(Stored data)

——————————

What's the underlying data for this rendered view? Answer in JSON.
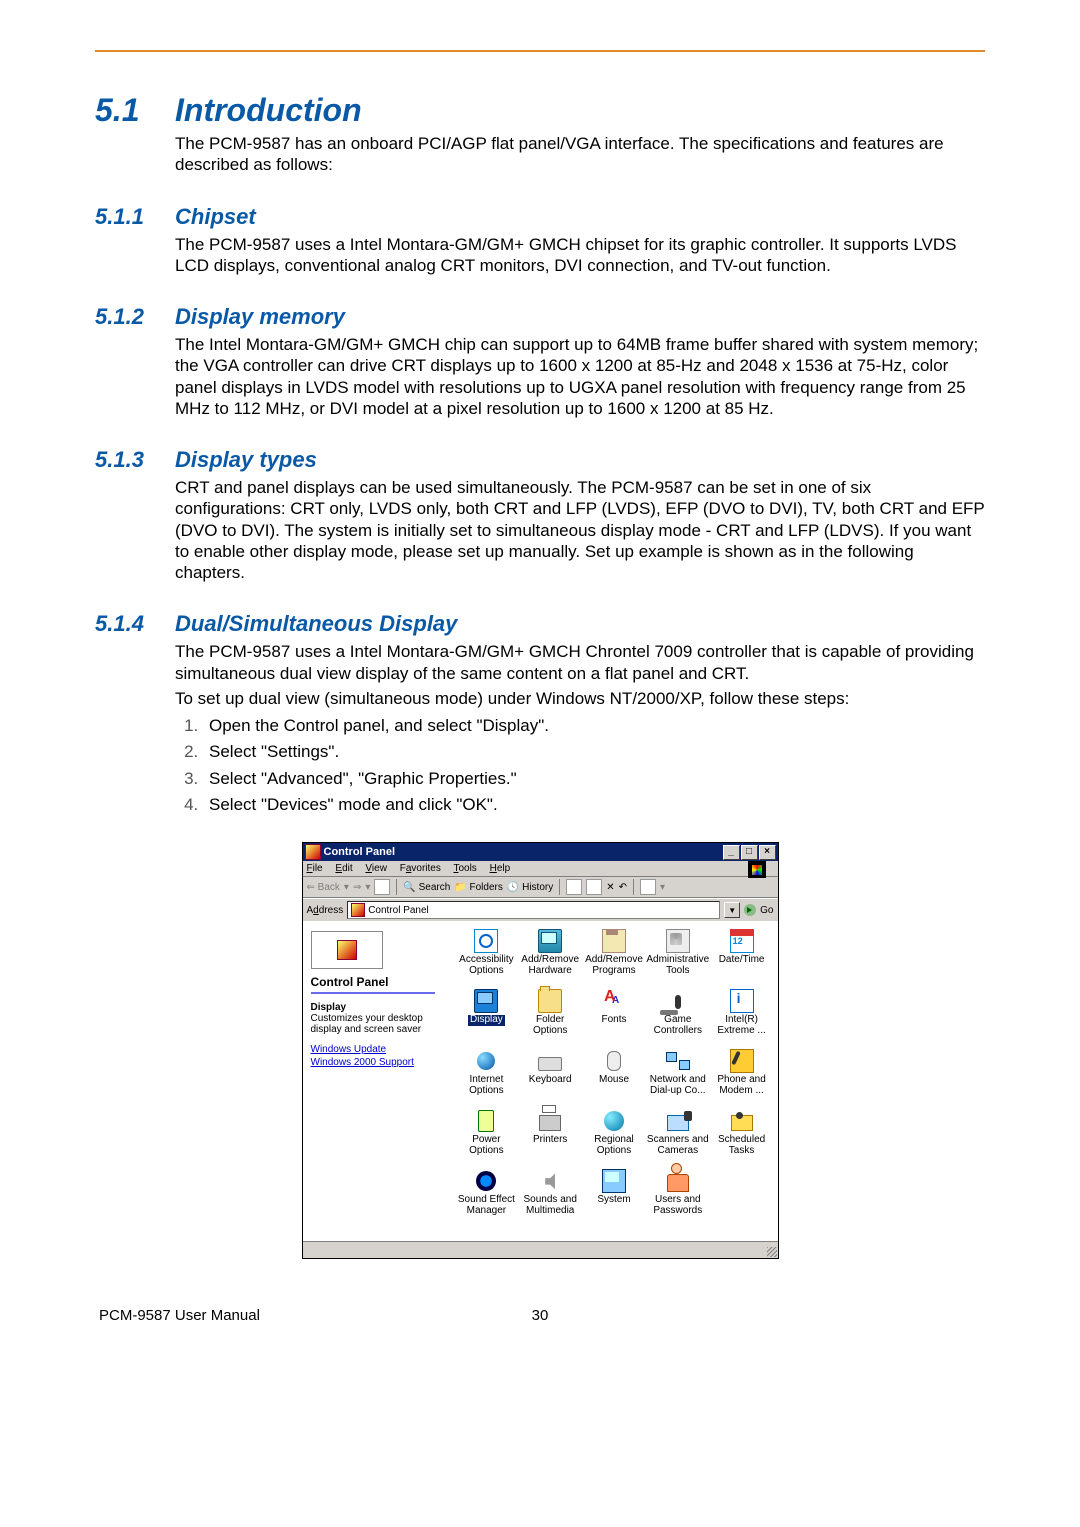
{
  "page": {
    "footer_left": "PCM-9587 User Manual",
    "footer_page": "30"
  },
  "s1": {
    "num": "5.1",
    "title": "Introduction",
    "p1": "The PCM-9587 has an onboard PCI/AGP flat panel/VGA interface. The specifications and features are described as follows:"
  },
  "s11": {
    "num": "5.1.1",
    "title": "Chipset",
    "p1": "The PCM-9587 uses a Intel Montara-GM/GM+ GMCH chipset for its graphic controller. It supports LVDS LCD displays, conventional analog CRT monitors, DVI connection, and TV-out function."
  },
  "s12": {
    "num": "5.1.2",
    "title": "Display memory",
    "p1": "The Intel Montara-GM/GM+ GMCH chip can support  up to 64MB  frame buffer shared with system memory; the VGA controller can drive CRT displays up to 1600 x 1200 at 85-Hz and 2048 x 1536 at 75-Hz, color panel displays in LVDS model with resolutions up to UGXA panel resolution with frequency range from 25 MHz to 112 MHz, or DVI model at a pixel resolution up to 1600 x 1200 at 85 Hz."
  },
  "s13": {
    "num": "5.1.3",
    "title": "Display types",
    "p1": "CRT and panel displays can be used simultaneously. The PCM-9587 can be set in one of six configurations: CRT only, LVDS only, both CRT and LFP (LVDS), EFP (DVO to DVI), TV, both CRT and EFP (DVO to DVI).  The system is initially set to simultaneous display mode - CRT and LFP (LDVS). If you want to enable other display mode, please set up manually. Set up example is shown as in the following chapters."
  },
  "s14": {
    "num": "5.1.4",
    "title": "Dual/Simultaneous Display",
    "p1": "The PCM-9587 uses a Intel Montara-GM/GM+ GMCH Chrontel 7009 controller that is capable of providing simultaneous dual view display of the same content on a flat panel and CRT.",
    "p2": "To set up dual view (simultaneous mode) under Windows NT/2000/XP, follow these steps:",
    "steps": [
      "Open the Control panel, and select \"Display\".",
      "Select \"Settings\".",
      "Select \"Advanced\", \"Graphic Properties.\"",
      "Select \"Devices\" mode and click \"OK\"."
    ]
  },
  "cp": {
    "title": "Control Panel",
    "menu": {
      "file": "File",
      "edit": "Edit",
      "view": "View",
      "fav": "Favorites",
      "tools": "Tools",
      "help": "Help"
    },
    "toolbar": {
      "back": "Back",
      "search": "Search",
      "folders": "Folders",
      "history": "History"
    },
    "address": {
      "label": "Address",
      "value": "Control Panel",
      "go": "Go"
    },
    "side": {
      "title": "Control Panel",
      "subhead": "Display",
      "desc": "Customizes your desktop display and screen saver",
      "link1": "Windows Update",
      "link2": "Windows 2000 Support"
    },
    "icons": [
      {
        "label": "Accessibility Options",
        "g": "g-wheelchair"
      },
      {
        "label": "Add/Remove Hardware",
        "g": "g-mon"
      },
      {
        "label": "Add/Remove Programs",
        "g": "g-box"
      },
      {
        "label": "Administrative Tools",
        "g": "g-tools"
      },
      {
        "label": "Date/Time",
        "g": "g-cal"
      },
      {
        "label": "Display",
        "g": "g-display",
        "selected": true
      },
      {
        "label": "Folder Options",
        "g": "g-folder"
      },
      {
        "label": "Fonts",
        "g": "g-aa"
      },
      {
        "label": "Game Controllers",
        "g": "g-joy"
      },
      {
        "label": "Intel(R) Extreme ...",
        "g": "g-intel"
      },
      {
        "label": "Internet Options",
        "g": "g-globe"
      },
      {
        "label": "Keyboard",
        "g": "g-kbd"
      },
      {
        "label": "Mouse",
        "g": "g-mouse"
      },
      {
        "label": "Network and Dial-up Co...",
        "g": "g-net"
      },
      {
        "label": "Phone and Modem ...",
        "g": "g-phone"
      },
      {
        "label": "Power Options",
        "g": "g-batt"
      },
      {
        "label": "Printers",
        "g": "g-print"
      },
      {
        "label": "Regional Options",
        "g": "g-reg"
      },
      {
        "label": "Scanners and Cameras",
        "g": "g-scan"
      },
      {
        "label": "Scheduled Tasks",
        "g": "g-cam"
      },
      {
        "label": "Sound Effect Manager",
        "g": "g-snd"
      },
      {
        "label": "Sounds and Multimedia",
        "g": "g-spk"
      },
      {
        "label": "System",
        "g": "g-sys"
      },
      {
        "label": "Users and Passwords",
        "g": "g-usr"
      }
    ]
  }
}
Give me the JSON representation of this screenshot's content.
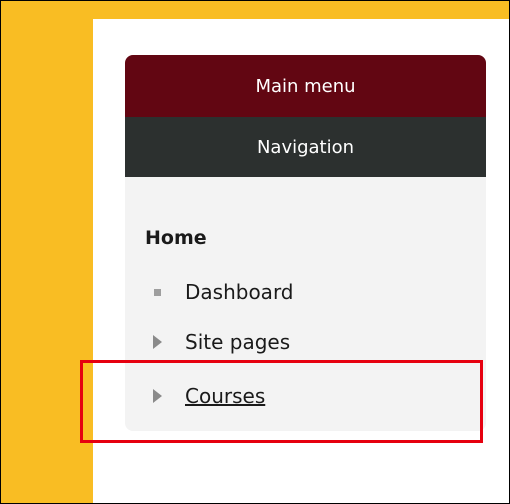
{
  "block": {
    "main_menu_label": "Main menu",
    "navigation_label": "Navigation",
    "home_label": "Home",
    "items": [
      {
        "label": "Dashboard",
        "icon": "square-bullet-icon"
      },
      {
        "label": "Site pages",
        "icon": "triangle-right-icon"
      },
      {
        "label": "Courses",
        "icon": "triangle-right-icon"
      }
    ]
  },
  "colors": {
    "page_background": "#f9bd23",
    "main_menu_bg": "#620612",
    "navigation_bg": "#2c302f",
    "block_bg": "#f3f3f3",
    "highlight": "#e6000f"
  }
}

——————————

### Exercise:
Find how many lines include the string "Remove" and report that number alone.

### Finished exercise:
2